## Start

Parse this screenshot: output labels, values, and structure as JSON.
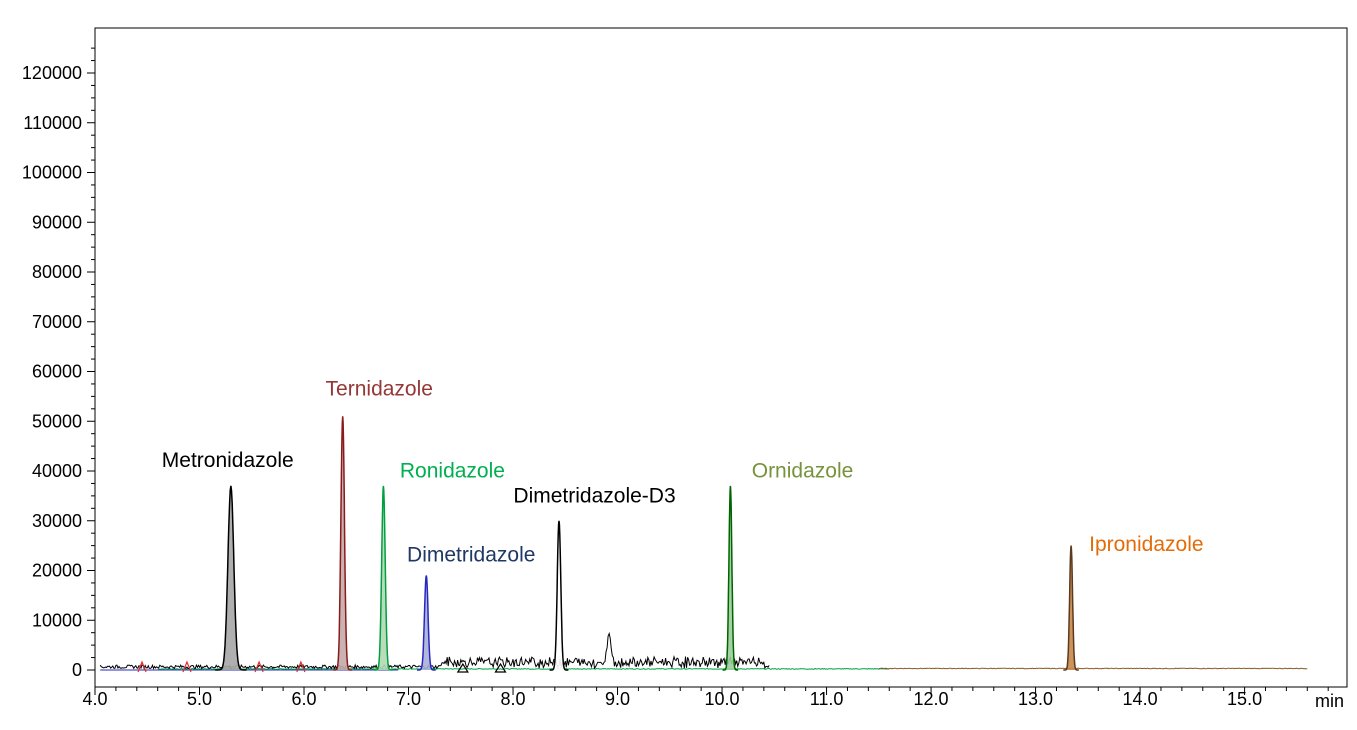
{
  "chart_data": {
    "type": "line",
    "xlabel": "min",
    "ylabel": "",
    "xlim": [
      4.0,
      15.98
    ],
    "ylim": [
      0,
      130000
    ],
    "x_ticks": [
      "4.0",
      "5.0",
      "6.0",
      "7.0",
      "8.0",
      "9.0",
      "10.0",
      "11.0",
      "12.0",
      "13.0",
      "14.0",
      "15.0"
    ],
    "y_ticks": [
      "0",
      "10000",
      "20000",
      "30000",
      "40000",
      "50000",
      "60000",
      "70000",
      "80000",
      "90000",
      "100000",
      "110000",
      "120000"
    ],
    "grid": false,
    "legend": "none",
    "series": [
      {
        "name": "Metronidazole",
        "color": "#000000",
        "fill": "#a6a6a6",
        "label_color": "#000000",
        "peak_rt": 5.3,
        "peak_height": 37000,
        "width": 0.05
      },
      {
        "name": "Ternidazole",
        "color": "#8b1a1a",
        "fill": "#c4aaaa",
        "label_color": "#953735",
        "peak_rt": 6.37,
        "peak_height": 51000,
        "width": 0.03
      },
      {
        "name": "Ronidazole",
        "color": "#00a040",
        "fill": "#b4d8b4",
        "label_color": "#00b050",
        "peak_rt": 6.76,
        "peak_height": 37000,
        "width": 0.03
      },
      {
        "name": "Dimetridazole",
        "color": "#2828c0",
        "fill": "#aab0d8",
        "label_color": "#1f3864",
        "peak_rt": 7.17,
        "peak_height": 19000,
        "width": 0.03
      },
      {
        "name": "Dimetridazole-D3",
        "color": "#000000",
        "fill": "#ffffff",
        "label_color": "#000000",
        "peak_rt": 8.44,
        "peak_height": 30000,
        "width": 0.03
      },
      {
        "name": "Ornidazole",
        "color": "#006400",
        "fill": "#9acd9a",
        "label_color": "#77933c",
        "peak_rt": 10.08,
        "peak_height": 37000,
        "width": 0.025
      },
      {
        "name": "Ipronidazole",
        "color": "#5c3a1e",
        "fill": "#c8874a",
        "label_color": "#e36c09",
        "peak_rt": 13.34,
        "peak_height": 25000,
        "width": 0.025
      }
    ],
    "annotations": [
      {
        "text": "Metronidazole",
        "x": 5.27,
        "y": 40800,
        "color": "#000000"
      },
      {
        "text": "Ternidazole",
        "x": 6.72,
        "y": 55200,
        "color": "#953735"
      },
      {
        "text": "Ronidazole",
        "x": 7.42,
        "y": 38700,
        "color": "#00b050"
      },
      {
        "text": "Dimetridazole",
        "x": 7.6,
        "y": 21800,
        "color": "#1f3864"
      },
      {
        "text": "Dimetridazole-D3",
        "x": 8.78,
        "y": 33700,
        "color": "#000000"
      },
      {
        "text": "Ornidazole",
        "x": 10.77,
        "y": 38700,
        "color": "#77933c"
      },
      {
        "text": "Ipronidazole",
        "x": 14.06,
        "y": 23900,
        "color": "#e36c09"
      }
    ]
  }
}
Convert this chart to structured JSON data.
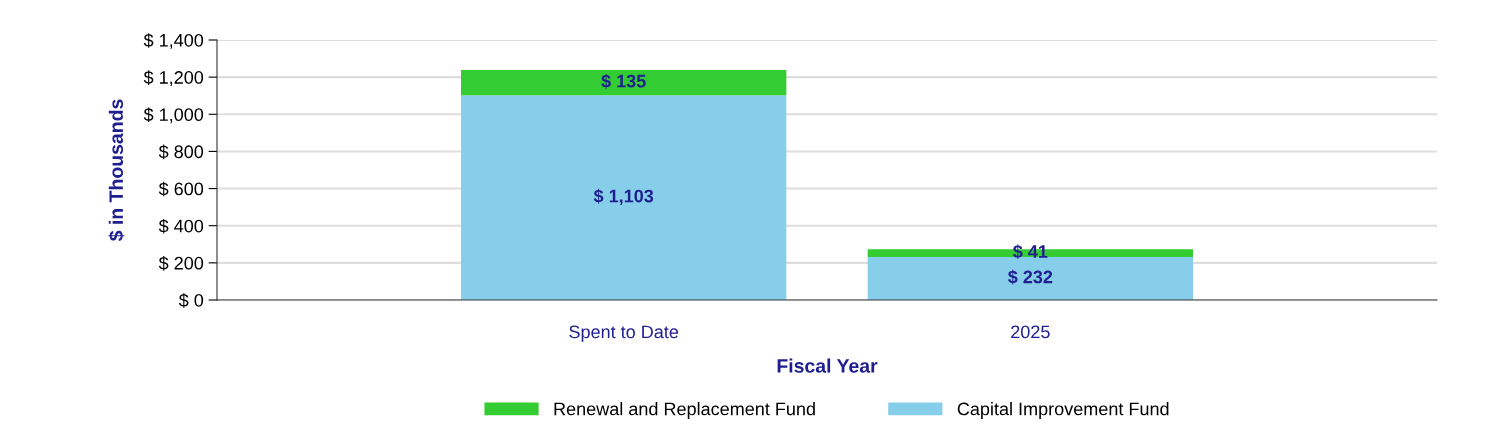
{
  "chart_data": {
    "type": "bar",
    "stacked": true,
    "xlabel": "Fiscal Year",
    "ylabel": "$ in Thousands",
    "categories": [
      "Spent to Date",
      "2025"
    ],
    "series": [
      {
        "name": "Capital Improvement Fund",
        "color": "#87ceeb",
        "values": [
          1103,
          232
        ],
        "value_labels": [
          "$ 1,103",
          "$ 232"
        ]
      },
      {
        "name": "Renewal and Replacement Fund",
        "color": "#33cc33",
        "values": [
          135,
          41
        ],
        "value_labels": [
          "$ 135",
          "$ 41"
        ]
      }
    ],
    "ylim": [
      0,
      1400
    ],
    "yticks": [
      {
        "value": 0,
        "label": "$ 0"
      },
      {
        "value": 200,
        "label": "$ 200"
      },
      {
        "value": 400,
        "label": "$ 400"
      },
      {
        "value": 600,
        "label": "$ 600"
      },
      {
        "value": 800,
        "label": "$ 800"
      },
      {
        "value": 1000,
        "label": "$ 1,000"
      },
      {
        "value": 1200,
        "label": "$ 1,200"
      },
      {
        "value": 1400,
        "label": "$ 1,400"
      }
    ],
    "grid": "y",
    "legend": "bottom"
  }
}
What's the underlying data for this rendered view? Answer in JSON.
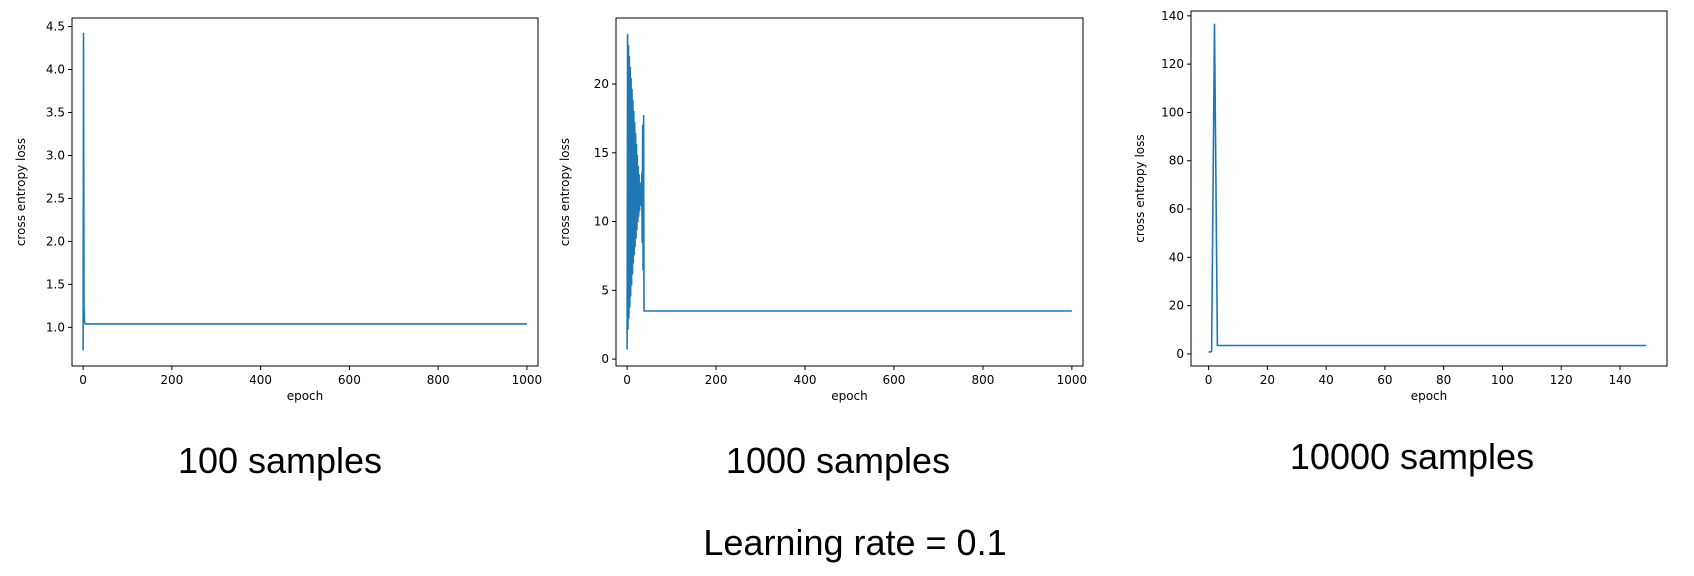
{
  "chart_data": [
    {
      "type": "line",
      "xlabel": "epoch",
      "ylabel": "cross entropy loss",
      "xlim": [
        -25,
        1025
      ],
      "ylim": [
        0.55,
        4.6
      ],
      "xticks": [
        "0",
        "200",
        "400",
        "600",
        "800",
        "1000"
      ],
      "yticks": [
        "1.0",
        "1.5",
        "2.0",
        "2.5",
        "3.0",
        "3.5",
        "4.0",
        "4.5"
      ],
      "grid": false,
      "color": "#1f77b4",
      "series": [
        {
          "x": [
            0,
            1,
            2,
            3,
            4,
            5,
            6,
            8,
            10,
            20,
            50,
            100,
            200,
            400,
            600,
            800,
            1000
          ],
          "values": [
            0.73,
            4.42,
            1.25,
            1.08,
            1.05,
            1.04,
            1.04,
            1.04,
            1.04,
            1.04,
            1.04,
            1.04,
            1.04,
            1.04,
            1.04,
            1.04,
            1.04
          ]
        }
      ],
      "caption": "100 samples"
    },
    {
      "type": "line",
      "xlabel": "epoch",
      "ylabel": "cross entropy loss",
      "xlim": [
        -25,
        1025
      ],
      "ylim": [
        -0.5,
        24.8
      ],
      "xticks": [
        "0",
        "200",
        "400",
        "600",
        "800",
        "1000"
      ],
      "yticks": [
        "0",
        "5",
        "10",
        "15",
        "20"
      ],
      "grid": false,
      "color": "#1f77b4",
      "series": [
        {
          "x": [
            0,
            1,
            2,
            3,
            4,
            5,
            6,
            7,
            8,
            9,
            10,
            11,
            12,
            13,
            14,
            15,
            16,
            17,
            18,
            19,
            20,
            21,
            22,
            23,
            24,
            25,
            26,
            27,
            28,
            29,
            30,
            31,
            32,
            33,
            34,
            35,
            36,
            37,
            38,
            1000
          ],
          "values": [
            0.7,
            23.6,
            2.2,
            22.8,
            3.0,
            22.0,
            3.8,
            21.2,
            4.6,
            20.4,
            5.4,
            19.6,
            6.2,
            18.8,
            7.0,
            18.0,
            7.6,
            17.2,
            8.2,
            16.4,
            8.8,
            15.6,
            9.4,
            14.8,
            10.0,
            14.0,
            10.4,
            13.4,
            10.8,
            12.8,
            11.2,
            12.4,
            11.6,
            13.5,
            8.5,
            17.0,
            6.5,
            17.7,
            3.5,
            3.5
          ]
        }
      ],
      "caption": "1000 samples"
    },
    {
      "type": "line",
      "xlabel": "epoch",
      "ylabel": "cross entropy loss",
      "xlim": [
        -6,
        156
      ],
      "ylim": [
        -5,
        142
      ],
      "xticks": [
        "0",
        "20",
        "40",
        "60",
        "80",
        "100",
        "120",
        "140"
      ],
      "yticks": [
        "0",
        "20",
        "40",
        "60",
        "80",
        "100",
        "120",
        "140"
      ],
      "grid": false,
      "color": "#1f77b4",
      "series": [
        {
          "x": [
            0,
            1,
            2,
            3,
            4,
            10,
            149
          ],
          "values": [
            0.7,
            1.0,
            136.5,
            3.5,
            3.5,
            3.5,
            3.5
          ]
        }
      ],
      "caption": "10000 samples"
    }
  ],
  "footer": "Learning rate = 0.1"
}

## End

_Task objective_. Omit the pictures and give the material again, exactly and in full.

_Response_.
Parse this screenshot: output labels, values, and structure as JSON.
{
  "chart_data": {
    "type": "line",
    "xlabel": "min",
    "ylabel": "",
    "xlim": [
      4.0,
      15.98
    ],
    "ylim": [
      0,
      130000
    ],
    "x_ticks": [
      "4.0",
      "5.0",
      "6.0",
      "7.0",
      "8.0",
      "9.0",
      "10.0",
      "11.0",
      "12.0",
      "13.0",
      "14.0",
      "15.0"
    ],
    "y_ticks": [
      "0",
      "10000",
      "20000",
      "30000",
      "40000",
      "50000",
      "60000",
      "70000",
      "80000",
      "90000",
      "100000",
      "110000",
      "120000"
    ],
    "grid": false,
    "legend": "none",
    "series": [
      {
        "name": "Metronidazole",
        "color": "#000000",
        "fill": "#a6a6a6",
        "label_color": "#000000",
        "peak_rt": 5.3,
        "peak_height": 37000,
        "width": 0.05
      },
      {
        "name": "Ternidazole",
        "color": "#8b1a1a",
        "fill": "#c4aaaa",
        "label_color": "#953735",
        "peak_rt": 6.37,
        "peak_height": 51000,
        "width": 0.03
      },
      {
        "name": "Ronidazole",
        "color": "#00a040",
        "fill": "#b4d8b4",
        "label_color": "#00b050",
        "peak_rt": 6.76,
        "peak_height": 37000,
        "width": 0.03
      },
      {
        "name": "Dimetridazole",
        "color": "#2828c0",
        "fill": "#aab0d8",
        "label_color": "#1f3864",
        "peak_rt": 7.17,
        "peak_height": 19000,
        "width": 0.03
      },
      {
        "name": "Dimetridazole-D3",
        "color": "#000000",
        "fill": "#ffffff",
        "label_color": "#000000",
        "peak_rt": 8.44,
        "peak_height": 30000,
        "width": 0.03
      },
      {
        "name": "Ornidazole",
        "color": "#006400",
        "fill": "#9acd9a",
        "label_color": "#77933c",
        "peak_rt": 10.08,
        "peak_height": 37000,
        "width": 0.025
      },
      {
        "name": "Ipronidazole",
        "color": "#5c3a1e",
        "fill": "#c8874a",
        "label_color": "#e36c09",
        "peak_rt": 13.34,
        "peak_height": 25000,
        "width": 0.025
      }
    ],
    "annotations": [
      {
        "text": "Metronidazole",
        "x": 5.27,
        "y": 40800,
        "color": "#000000"
      },
      {
        "text": "Ternidazole",
        "x": 6.72,
        "y": 55200,
        "color": "#953735"
      },
      {
        "text": "Ronidazole",
        "x": 7.42,
        "y": 38700,
        "color": "#00b050"
      },
      {
        "text": "Dimetridazole",
        "x": 7.6,
        "y": 21800,
        "color": "#1f3864"
      },
      {
        "text": "Dimetridazole-D3",
        "x": 8.78,
        "y": 33700,
        "color": "#000000"
      },
      {
        "text": "Ornidazole",
        "x": 10.77,
        "y": 38700,
        "color": "#77933c"
      },
      {
        "text": "Ipronidazole",
        "x": 14.06,
        "y": 23900,
        "color": "#e36c09"
      }
    ]
  }
}
Convert this chart to structured JSON data.
{
  "chart_data": {
    "type": "bar",
    "stacked": true,
    "xlabel": "Fiscal Year",
    "ylabel": "$ in Thousands",
    "categories": [
      "Spent to Date",
      "2025"
    ],
    "series": [
      {
        "name": "Capital Improvement Fund",
        "color": "#87ceeb",
        "values": [
          1103,
          232
        ],
        "value_labels": [
          "$ 1,103",
          "$ 232"
        ]
      },
      {
        "name": "Renewal and Replacement Fund",
        "color": "#33cc33",
        "values": [
          135,
          41
        ],
        "value_labels": [
          "$ 135",
          "$ 41"
        ]
      }
    ],
    "ylim": [
      0,
      1400
    ],
    "yticks": [
      {
        "value": 0,
        "label": "$ 0"
      },
      {
        "value": 200,
        "label": "$ 200"
      },
      {
        "value": 400,
        "label": "$ 400"
      },
      {
        "value": 600,
        "label": "$ 600"
      },
      {
        "value": 800,
        "label": "$ 800"
      },
      {
        "value": 1000,
        "label": "$ 1,000"
      },
      {
        "value": 1200,
        "label": "$ 1,200"
      },
      {
        "value": 1400,
        "label": "$ 1,400"
      }
    ],
    "grid": "y",
    "legend": "bottom"
  }
}
What's the underlying data for this rendered view? Answer in JSON.
{
  "chart_data": [
    {
      "type": "line",
      "xlabel": "epoch",
      "ylabel": "cross entropy loss",
      "xlim": [
        -25,
        1025
      ],
      "ylim": [
        0.55,
        4.6
      ],
      "xticks": [
        "0",
        "200",
        "400",
        "600",
        "800",
        "1000"
      ],
      "yticks": [
        "1.0",
        "1.5",
        "2.0",
        "2.5",
        "3.0",
        "3.5",
        "4.0",
        "4.5"
      ],
      "grid": false,
      "color": "#1f77b4",
      "series": [
        {
          "x": [
            0,
            1,
            2,
            3,
            4,
            5,
            6,
            8,
            10,
            20,
            50,
            100,
            200,
            400,
            600,
            800,
            1000
          ],
          "values": [
            0.73,
            4.42,
            1.25,
            1.08,
            1.05,
            1.04,
            1.04,
            1.04,
            1.04,
            1.04,
            1.04,
            1.04,
            1.04,
            1.04,
            1.04,
            1.04,
            1.04
          ]
        }
      ],
      "caption": "100 samples"
    },
    {
      "type": "line",
      "xlabel": "epoch",
      "ylabel": "cross entropy loss",
      "xlim": [
        -25,
        1025
      ],
      "ylim": [
        -0.5,
        24.8
      ],
      "xticks": [
        "0",
        "200",
        "400",
        "600",
        "800",
        "1000"
      ],
      "yticks": [
        "0",
        "5",
        "10",
        "15",
        "20"
      ],
      "grid": false,
      "color": "#1f77b4",
      "series": [
        {
          "x": [
            0,
            1,
            2,
            3,
            4,
            5,
            6,
            7,
            8,
            9,
            10,
            11,
            12,
            13,
            14,
            15,
            16,
            17,
            18,
            19,
            20,
            21,
            22,
            23,
            24,
            25,
            26,
            27,
            28,
            29,
            30,
            31,
            32,
            33,
            34,
            35,
            36,
            37,
            38,
            1000
          ],
          "values": [
            0.7,
            23.6,
            2.2,
            22.8,
            3.0,
            22.0,
            3.8,
            21.2,
            4.6,
            20.4,
            5.4,
            19.6,
            6.2,
            18.8,
            7.0,
            18.0,
            7.6,
            17.2,
            8.2,
            16.4,
            8.8,
            15.6,
            9.4,
            14.8,
            10.0,
            14.0,
            10.4,
            13.4,
            10.8,
            12.8,
            11.2,
            12.4,
            11.6,
            13.5,
            8.5,
            17.0,
            6.5,
            17.7,
            3.5,
            3.5
          ]
        }
      ],
      "caption": "1000 samples"
    },
    {
      "type": "line",
      "xlabel": "epoch",
      "ylabel": "cross entropy loss",
      "xlim": [
        -6,
        156
      ],
      "ylim": [
        -5,
        142
      ],
      "xticks": [
        "0",
        "20",
        "40",
        "60",
        "80",
        "100",
        "120",
        "140"
      ],
      "yticks": [
        "0",
        "20",
        "40",
        "60",
        "80",
        "100",
        "120",
        "140"
      ],
      "grid": false,
      "color": "#1f77b4",
      "series": [
        {
          "x": [
            0,
            1,
            2,
            3,
            4,
            10,
            149
          ],
          "values": [
            0.7,
            1.0,
            136.5,
            3.5,
            3.5,
            3.5,
            3.5
          ]
        }
      ],
      "caption": "10000 samples"
    }
  ],
  "footer": "Learning rate = 0.1"
}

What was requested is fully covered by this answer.